*WHAT IS EXPECTED*. Write out each line beneath this one exactly as it reads.

*Collection entries*.
__________________________________________________
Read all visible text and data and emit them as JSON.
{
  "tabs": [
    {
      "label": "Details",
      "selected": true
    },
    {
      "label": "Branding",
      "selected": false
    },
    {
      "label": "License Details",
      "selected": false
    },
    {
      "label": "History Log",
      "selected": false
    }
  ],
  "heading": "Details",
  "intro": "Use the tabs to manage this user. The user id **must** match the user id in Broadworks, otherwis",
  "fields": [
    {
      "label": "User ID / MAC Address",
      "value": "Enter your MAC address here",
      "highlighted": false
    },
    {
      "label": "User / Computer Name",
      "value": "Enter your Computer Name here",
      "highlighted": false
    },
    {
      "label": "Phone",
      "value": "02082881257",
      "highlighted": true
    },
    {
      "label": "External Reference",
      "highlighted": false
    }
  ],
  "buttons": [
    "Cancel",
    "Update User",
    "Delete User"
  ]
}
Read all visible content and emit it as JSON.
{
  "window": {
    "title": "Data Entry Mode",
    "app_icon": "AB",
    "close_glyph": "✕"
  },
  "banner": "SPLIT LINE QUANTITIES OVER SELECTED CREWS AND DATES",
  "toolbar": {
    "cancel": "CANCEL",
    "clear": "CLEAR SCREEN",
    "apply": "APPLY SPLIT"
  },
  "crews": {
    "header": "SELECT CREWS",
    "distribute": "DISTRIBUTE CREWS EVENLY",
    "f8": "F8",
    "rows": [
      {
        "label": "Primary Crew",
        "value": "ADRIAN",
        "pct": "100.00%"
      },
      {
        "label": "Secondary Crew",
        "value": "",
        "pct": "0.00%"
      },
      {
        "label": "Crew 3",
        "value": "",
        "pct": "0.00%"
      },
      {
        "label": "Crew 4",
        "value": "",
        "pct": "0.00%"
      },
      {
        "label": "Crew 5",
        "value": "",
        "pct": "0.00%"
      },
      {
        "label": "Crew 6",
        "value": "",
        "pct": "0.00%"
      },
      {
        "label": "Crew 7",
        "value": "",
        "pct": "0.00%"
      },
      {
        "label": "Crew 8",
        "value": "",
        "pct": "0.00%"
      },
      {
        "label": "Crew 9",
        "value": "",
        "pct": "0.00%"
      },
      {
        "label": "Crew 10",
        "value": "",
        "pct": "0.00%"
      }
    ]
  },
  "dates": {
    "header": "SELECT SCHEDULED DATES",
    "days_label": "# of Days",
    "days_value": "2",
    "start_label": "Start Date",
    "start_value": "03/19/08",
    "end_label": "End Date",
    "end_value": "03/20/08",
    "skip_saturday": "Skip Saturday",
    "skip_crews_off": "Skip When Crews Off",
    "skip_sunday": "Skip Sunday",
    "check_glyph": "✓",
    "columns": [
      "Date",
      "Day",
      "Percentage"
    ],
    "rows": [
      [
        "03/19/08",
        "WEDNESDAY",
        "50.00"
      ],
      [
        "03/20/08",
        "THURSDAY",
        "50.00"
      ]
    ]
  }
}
__________________________________________________
*EXPECTED OUTPUT*.
Read all visible text and data and emit them as JSON.
{
  "tabs": [
    {
      "label": "Details",
      "selected": true
    },
    {
      "label": "Branding",
      "selected": false
    },
    {
      "label": "License Details",
      "selected": false
    },
    {
      "label": "History Log",
      "selected": false
    }
  ],
  "heading": "Details",
  "intro": "Use the tabs to manage this user. The user id **must** match the user id in Broadworks, otherwis",
  "fields": [
    {
      "label": "User ID / MAC Address",
      "value": "Enter your MAC address here",
      "highlighted": false
    },
    {
      "label": "User / Computer Name",
      "value": "Enter your Computer Name here",
      "highlighted": false
    },
    {
      "label": "Phone",
      "value": "02082881257",
      "highlighted": true
    },
    {
      "label": "External Reference",
      "highlighted": false
    }
  ],
  "buttons": [
    "Cancel",
    "Update User",
    "Delete User"
  ]
}
Read all visible content and emit it as JSON.
{
  "window": {
    "title": "Data Entry Mode",
    "app_icon": "AB",
    "close_glyph": "✕"
  },
  "banner": "SPLIT LINE QUANTITIES OVER SELECTED CREWS AND DATES",
  "toolbar": {
    "cancel": "CANCEL",
    "clear": "CLEAR SCREEN",
    "apply": "APPLY SPLIT"
  },
  "crews": {
    "header": "SELECT CREWS",
    "distribute": "DISTRIBUTE CREWS EVENLY",
    "f8": "F8",
    "rows": [
      {
        "label": "Primary Crew",
        "value": "ADRIAN",
        "pct": "100.00%"
      },
      {
        "label": "Secondary Crew",
        "value": "",
        "pct": "0.00%"
      },
      {
        "label": "Crew 3",
        "value": "",
        "pct": "0.00%"
      },
      {
        "label": "Crew 4",
        "value": "",
        "pct": "0.00%"
      },
      {
        "label": "Crew 5",
        "value": "",
        "pct": "0.00%"
      },
      {
        "label": "Crew 6",
        "value": "",
        "pct": "0.00%"
      },
      {
        "label": "Crew 7",
        "value": "",
        "pct": "0.00%"
      },
      {
        "label": "Crew 8",
        "value": "",
        "pct": "0.00%"
      },
      {
        "label": "Crew 9",
        "value": "",
        "pct": "0.00%"
      },
      {
        "label": "Crew 10",
        "value": "",
        "pct": "0.00%"
      }
    ]
  },
  "dates": {
    "header": "SELECT SCHEDULED DATES",
    "days_label": "# of Days",
    "days_value": "2",
    "start_label": "Start Date",
    "start_value": "03/19/08",
    "end_label": "End Date",
    "end_value": "03/20/08",
    "skip_saturday": "Skip Saturday",
    "skip_crews_off": "Skip When Crews Off",
    "skip_sunday": "Skip Sunday",
    "check_glyph": "✓",
    "columns": [
      "Date",
      "Day",
      "Percentage"
    ],
    "rows": [
      [
        "03/19/08",
        "WEDNESDAY",
        "50.00"
      ],
      [
        "03/20/08",
        "THURSDAY",
        "50.00"
      ]
    ]
  }
}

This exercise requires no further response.